(Collected data entries)
***
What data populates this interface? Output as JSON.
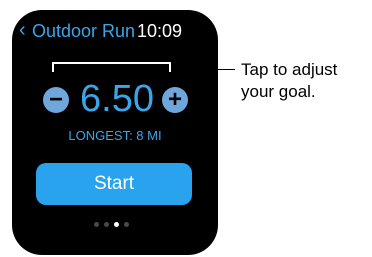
{
  "app": {
    "back_glyph": "‹",
    "title": "Outdoor Run",
    "time": "10:09"
  },
  "goal": {
    "decrement_label": "−",
    "value": "6.50",
    "increment_label": "+",
    "longest_text": "LONGEST: 8 MI"
  },
  "actions": {
    "start_label": "Start"
  },
  "pager": {
    "total_pages": 4,
    "active_page": 3
  },
  "callout": {
    "line1": "Tap to adjust",
    "line2": "your goal."
  },
  "colors": {
    "accent": "#3aa6ea",
    "start_button": "#2aa3ee",
    "stepper_button": "#6fa6dc",
    "watch_background": "#000000"
  }
}
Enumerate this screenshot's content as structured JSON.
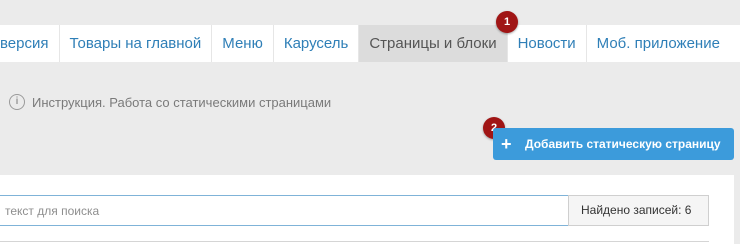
{
  "tabs": [
    {
      "label": "версия",
      "active": false
    },
    {
      "label": "Товары на главной",
      "active": false
    },
    {
      "label": "Меню",
      "active": false
    },
    {
      "label": "Карусель",
      "active": false
    },
    {
      "label": "Страницы и блоки",
      "active": true
    },
    {
      "label": "Новости",
      "active": false
    },
    {
      "label": "Моб. приложение",
      "active": false
    }
  ],
  "badges": {
    "first": "1",
    "second": "2"
  },
  "instruction": {
    "icon": "info-icon",
    "text": "Инструкция. Работа со статическими страницами"
  },
  "add_button": {
    "icon": "plus-icon",
    "symbol": "+",
    "label": "Добавить статическую страницу"
  },
  "search": {
    "placeholder": "текст для поиска",
    "value": ""
  },
  "records": {
    "label": "Найдено записей: 6"
  },
  "colors": {
    "accent": "#3c9bdb",
    "badge": "#a01515",
    "tab_link": "#2f7fb7",
    "active_tab_bg": "#dcdcdc",
    "page_bg": "#ebebeb"
  }
}
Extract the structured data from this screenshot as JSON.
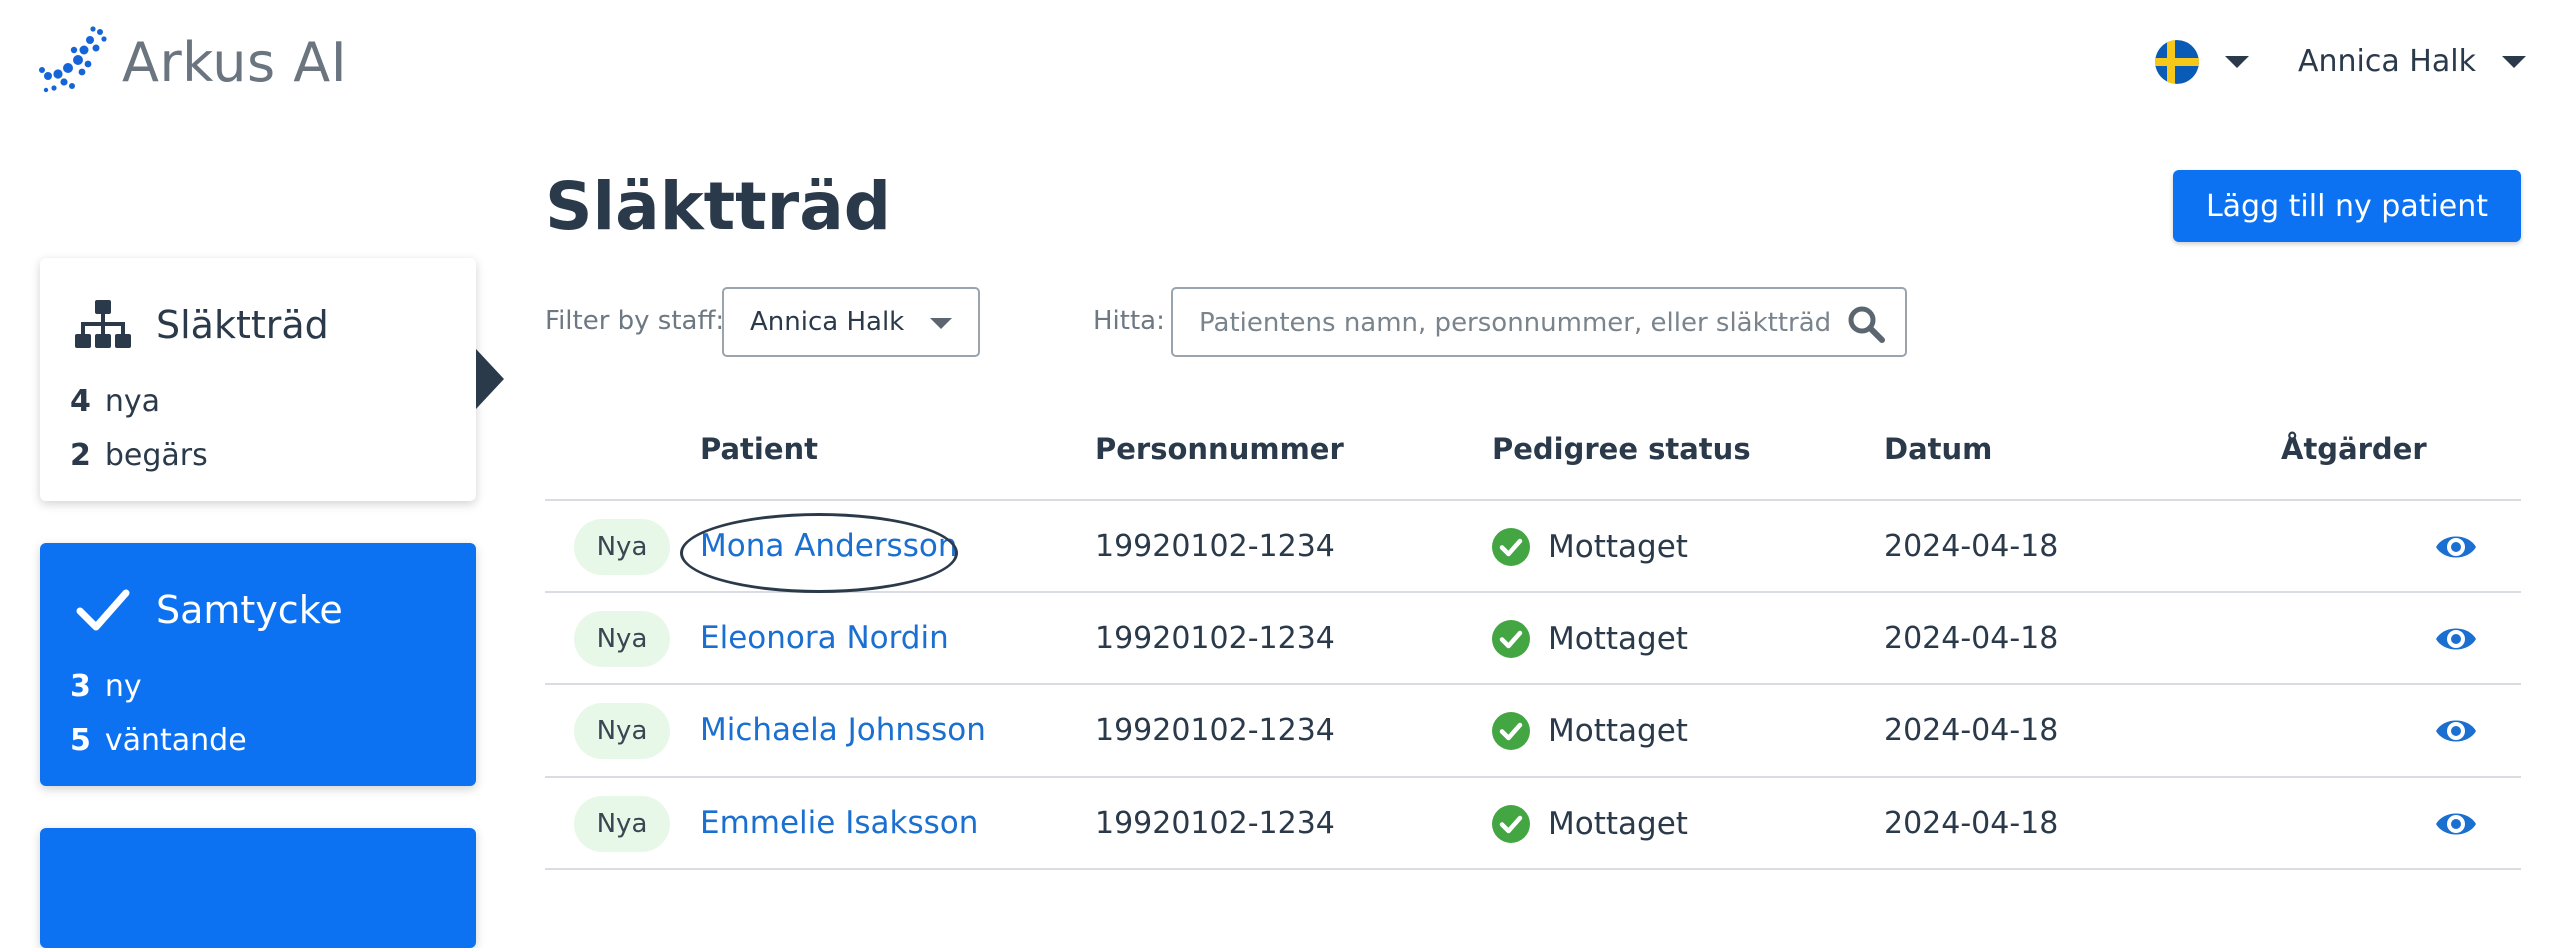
{
  "app": {
    "logo_text": "Arkus AI"
  },
  "header": {
    "language_icon": "sweden-flag-icon",
    "user_name": "Annica Halk"
  },
  "sidebar": {
    "cards": [
      {
        "title": "Släktträd",
        "icon": "family-tree-icon",
        "lines": [
          {
            "count": "4",
            "label": "nya"
          },
          {
            "count": "2",
            "label": "begärs"
          }
        ]
      },
      {
        "title": "Samtycke",
        "icon": "checkmark-icon",
        "lines": [
          {
            "count": "3",
            "label": "ny"
          },
          {
            "count": "5",
            "label": "väntande"
          }
        ]
      }
    ]
  },
  "page": {
    "title": "Släktträd",
    "add_button": "Lägg till ny patient"
  },
  "filter": {
    "label": "Filter by staff:",
    "selected": "Annica Halk"
  },
  "search": {
    "label": "Hitta:",
    "placeholder": "Patientens namn, personnummer, eller släktträd ID"
  },
  "table": {
    "columns": [
      "Patient",
      "Personnummer",
      "Pedigree status",
      "Datum",
      "Åtgärder"
    ],
    "rows": [
      {
        "badge": "Nya",
        "name": "Mona Andersson",
        "personnummer": "19920102-1234",
        "status": "Mottaget",
        "date": "2024-04-18"
      },
      {
        "badge": "Nya",
        "name": "Eleonora Nordin",
        "personnummer": "19920102-1234",
        "status": "Mottaget",
        "date": "2024-04-18"
      },
      {
        "badge": "Nya",
        "name": "Michaela Johnsson",
        "personnummer": "19920102-1234",
        "status": "Mottaget",
        "date": "2024-04-18"
      },
      {
        "badge": "Nya",
        "name": "Emmelie Isaksson",
        "personnummer": "19920102-1234",
        "status": "Mottaget",
        "date": "2024-04-18"
      }
    ]
  },
  "colors": {
    "primary": "#0d72f2",
    "text": "#2b3a4a",
    "link": "#1a6fd1",
    "success": "#43a643",
    "badge_bg": "#e8f8e8"
  }
}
***
:: Task directions ::
Report how many lines in the records hold the word "icon", giving the number and nothing else.

:: Right answer ::
5